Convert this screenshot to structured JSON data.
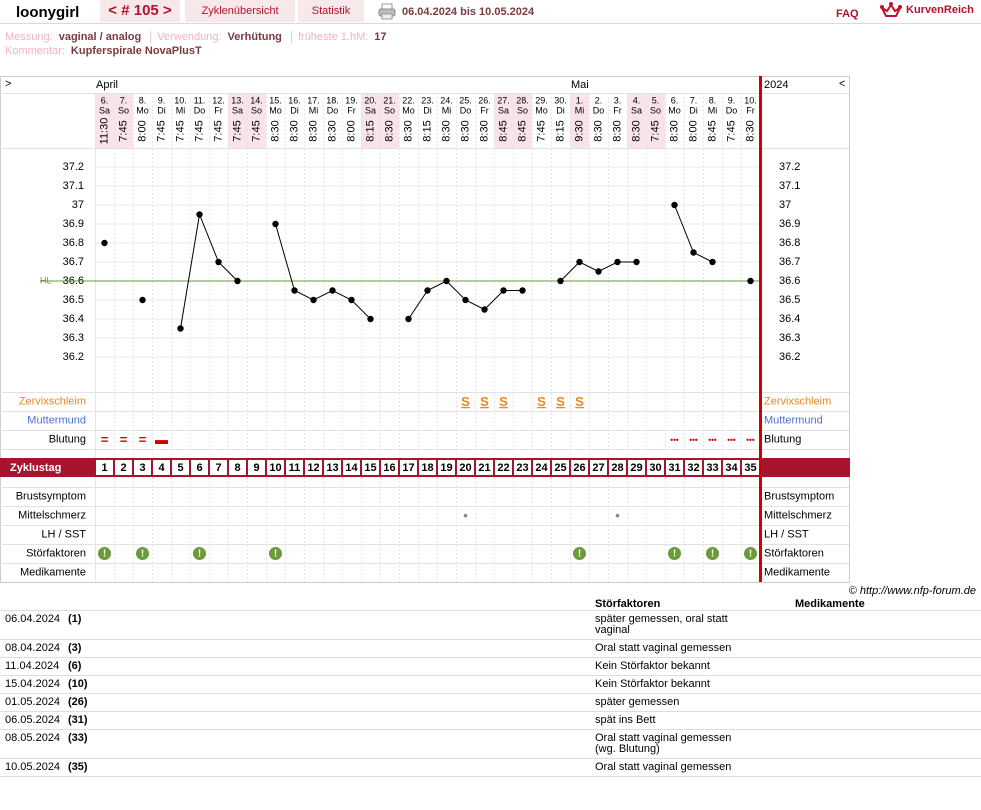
{
  "header": {
    "user": "loonygirl",
    "cycle": "< # 105 >",
    "tabs": [
      "Zyklenübersicht",
      "Statistik"
    ],
    "range": "06.04.2024 bis 10.05.2024",
    "faq": "FAQ",
    "logo": "KurvenReich"
  },
  "info": {
    "measure_label": "Messung:",
    "measure": "vaginal / analog",
    "use_label": "Verwendung:",
    "use": "Verhütung",
    "hm_label": "früheste 1.hM:",
    "hm": "17",
    "comment_label": "Kommentar:",
    "comment": "Kupferspirale NovaPlusT"
  },
  "grid": {
    "nav_left": ">",
    "nav_right": "<",
    "year": "2024",
    "months": [
      "April",
      null,
      null,
      null,
      null,
      null,
      null,
      null,
      null,
      null,
      null,
      null,
      null,
      null,
      null,
      null,
      null,
      null,
      null,
      null,
      null,
      null,
      null,
      null,
      null,
      "Mai",
      null,
      null,
      null,
      null,
      null,
      null,
      null,
      null,
      null
    ],
    "dates": [
      "6.",
      "7.",
      "8.",
      "9.",
      "10.",
      "11.",
      "12.",
      "13.",
      "14.",
      "15.",
      "16.",
      "17.",
      "18.",
      "19.",
      "20.",
      "21.",
      "22.",
      "23.",
      "24.",
      "25.",
      "26.",
      "27.",
      "28.",
      "29.",
      "30.",
      "1.",
      "2.",
      "3.",
      "4.",
      "5.",
      "6.",
      "7.",
      "8.",
      "9.",
      "10."
    ],
    "weekdays": [
      "Sa",
      "So",
      "Mo",
      "Di",
      "Mi",
      "Do",
      "Fr",
      "Sa",
      "So",
      "Mo",
      "Di",
      "Mi",
      "Do",
      "Fr",
      "Sa",
      "So",
      "Mo",
      "Di",
      "Mi",
      "Do",
      "Fr",
      "Sa",
      "So",
      "Mo",
      "Di",
      "Mi",
      "Do",
      "Fr",
      "Sa",
      "So",
      "Mo",
      "Di",
      "Mi",
      "Do",
      "Fr"
    ],
    "times": [
      "11:30",
      "7:45",
      "8:00",
      "7:45",
      "7:45",
      "7:45",
      "7:45",
      "7:45",
      "7:45",
      "8:30",
      "8:30",
      "8:30",
      "8:30",
      "8:00",
      "8:15",
      "8:30",
      "8:30",
      "8:15",
      "8:30",
      "8:30",
      "8:30",
      "8:45",
      "8:45",
      "7:45",
      "8:15",
      "9:30",
      "8:30",
      "8:30",
      "8:30",
      "7:45",
      "8:30",
      "8:00",
      "8:45",
      "7:45",
      "8:30"
    ],
    "highlight": [
      true,
      true,
      false,
      false,
      false,
      false,
      false,
      true,
      true,
      false,
      false,
      false,
      false,
      false,
      true,
      true,
      false,
      false,
      false,
      false,
      false,
      true,
      true,
      false,
      false,
      true,
      false,
      false,
      true,
      true,
      false,
      false,
      false,
      false,
      false
    ],
    "cycle_label": "Zyklustag",
    "cycle_days": [
      1,
      2,
      3,
      4,
      5,
      6,
      7,
      8,
      9,
      10,
      11,
      12,
      13,
      14,
      15,
      16,
      17,
      18,
      19,
      20,
      21,
      22,
      23,
      24,
      25,
      26,
      27,
      28,
      29,
      30,
      31,
      32,
      33,
      34,
      35
    ],
    "top_rows": [
      {
        "label": "Zervixschleim",
        "color": "#e8891c",
        "mark_color": "#e8891c",
        "marks": [
          null,
          null,
          null,
          null,
          null,
          null,
          null,
          null,
          null,
          null,
          null,
          null,
          null,
          null,
          null,
          null,
          null,
          null,
          null,
          "S",
          "S",
          "S",
          null,
          "S",
          "S",
          "S",
          null,
          null,
          null,
          null,
          null,
          null,
          null,
          null,
          null
        ]
      },
      {
        "label": "Muttermund",
        "color": "#4a6fd0",
        "mark_color": "#4a6fd0",
        "marks": [
          null,
          null,
          null,
          null,
          null,
          null,
          null,
          null,
          null,
          null,
          null,
          null,
          null,
          null,
          null,
          null,
          null,
          null,
          null,
          null,
          null,
          null,
          null,
          null,
          null,
          null,
          null,
          null,
          null,
          null,
          null,
          null,
          null,
          null,
          null
        ]
      },
      {
        "label": "Blutung",
        "color": "#000000",
        "mark_color": "#d40000",
        "marks": [
          "=",
          "=",
          "=",
          "▬",
          null,
          null,
          null,
          null,
          null,
          null,
          null,
          null,
          null,
          null,
          null,
          null,
          null,
          null,
          null,
          null,
          null,
          null,
          null,
          null,
          null,
          null,
          null,
          null,
          null,
          null,
          "•••",
          "•••",
          "•••",
          "•••",
          "•••"
        ]
      }
    ],
    "bottom_rows": [
      {
        "label": "Brustsymptom",
        "color": "#000000",
        "mark_color": "#888888",
        "marks": [
          null,
          null,
          null,
          null,
          null,
          null,
          null,
          null,
          null,
          null,
          null,
          null,
          null,
          null,
          null,
          null,
          null,
          null,
          null,
          null,
          null,
          null,
          null,
          null,
          null,
          null,
          null,
          null,
          null,
          null,
          null,
          null,
          null,
          null,
          null
        ]
      },
      {
        "label": "Mittelschmerz",
        "color": "#000000",
        "mark_color": "#888888",
        "marks": [
          null,
          null,
          null,
          null,
          null,
          null,
          null,
          null,
          null,
          null,
          null,
          null,
          null,
          null,
          null,
          null,
          null,
          null,
          null,
          "•",
          null,
          null,
          null,
          null,
          null,
          null,
          null,
          "•",
          null,
          null,
          null,
          null,
          null,
          null,
          null
        ]
      },
      {
        "label": "LH / SST",
        "color": "#000000",
        "mark_color": "#888888",
        "marks": [
          null,
          null,
          null,
          null,
          null,
          null,
          null,
          null,
          null,
          null,
          null,
          null,
          null,
          null,
          null,
          null,
          null,
          null,
          null,
          null,
          null,
          null,
          null,
          null,
          null,
          null,
          null,
          null,
          null,
          null,
          null,
          null,
          null,
          null,
          null
        ]
      },
      {
        "label": "Störfaktoren",
        "color": "#000000",
        "mark_color": "#6a9a3a",
        "marks": [
          "!",
          null,
          "!",
          null,
          null,
          "!",
          null,
          null,
          null,
          "!",
          null,
          null,
          null,
          null,
          null,
          null,
          null,
          null,
          null,
          null,
          null,
          null,
          null,
          null,
          null,
          "!",
          null,
          null,
          null,
          null,
          "!",
          null,
          "!",
          null,
          "!"
        ]
      },
      {
        "label": "Medikamente",
        "color": "#000000",
        "mark_color": "#888888",
        "marks": [
          null,
          null,
          null,
          null,
          null,
          null,
          null,
          null,
          null,
          null,
          null,
          null,
          null,
          null,
          null,
          null,
          null,
          null,
          null,
          null,
          null,
          null,
          null,
          null,
          null,
          null,
          null,
          null,
          null,
          null,
          null,
          null,
          null,
          null,
          null
        ]
      }
    ]
  },
  "chart_data": {
    "type": "line",
    "color": "#000000",
    "ylim": [
      36.1,
      37.3
    ],
    "yticks": [
      36.2,
      36.3,
      36.4,
      36.5,
      36.6,
      36.7,
      36.8,
      36.9,
      37,
      37.1,
      37.2
    ],
    "grid": true,
    "values": [
      36.8,
      null,
      36.5,
      null,
      36.35,
      36.95,
      36.7,
      36.6,
      null,
      36.9,
      36.55,
      36.5,
      36.55,
      36.5,
      36.4,
      null,
      36.4,
      36.55,
      36.6,
      36.5,
      36.45,
      36.55,
      36.55,
      null,
      36.6,
      36.7,
      36.65,
      36.7,
      36.7,
      null,
      37,
      36.75,
      36.7,
      null,
      36.6
    ],
    "hl": {
      "label": "HL",
      "value": 36.6,
      "color": "#6a9a3a"
    }
  },
  "footer": {
    "copyright": "© http://www.nfp-forum.de"
  },
  "notes": {
    "headers": [
      "Störfaktoren",
      "Medikamente"
    ],
    "rows": [
      {
        "date": "06.04.2024",
        "day": "(1)",
        "text": "später gemessen, oral statt vaginal"
      },
      {
        "date": "08.04.2024",
        "day": "(3)",
        "text": "Oral statt vaginal gemessen"
      },
      {
        "date": "11.04.2024",
        "day": "(6)",
        "text": "Kein Störfaktor bekannt"
      },
      {
        "date": "15.04.2024",
        "day": "(10)",
        "text": "Kein Störfaktor bekannt"
      },
      {
        "date": "01.05.2024",
        "day": "(26)",
        "text": "später gemessen"
      },
      {
        "date": "06.05.2024",
        "day": "(31)",
        "text": "spät ins Bett"
      },
      {
        "date": "08.05.2024",
        "day": "(33)",
        "text": "Oral statt vaginal gemessen (wg. Blutung)"
      },
      {
        "date": "10.05.2024",
        "day": "(35)",
        "text": "Oral statt vaginal gemessen"
      }
    ]
  }
}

------

• What the exercise asks:
Using the material above, state how many lines include the string "vaginal". Answer with a single number.

• Result:
5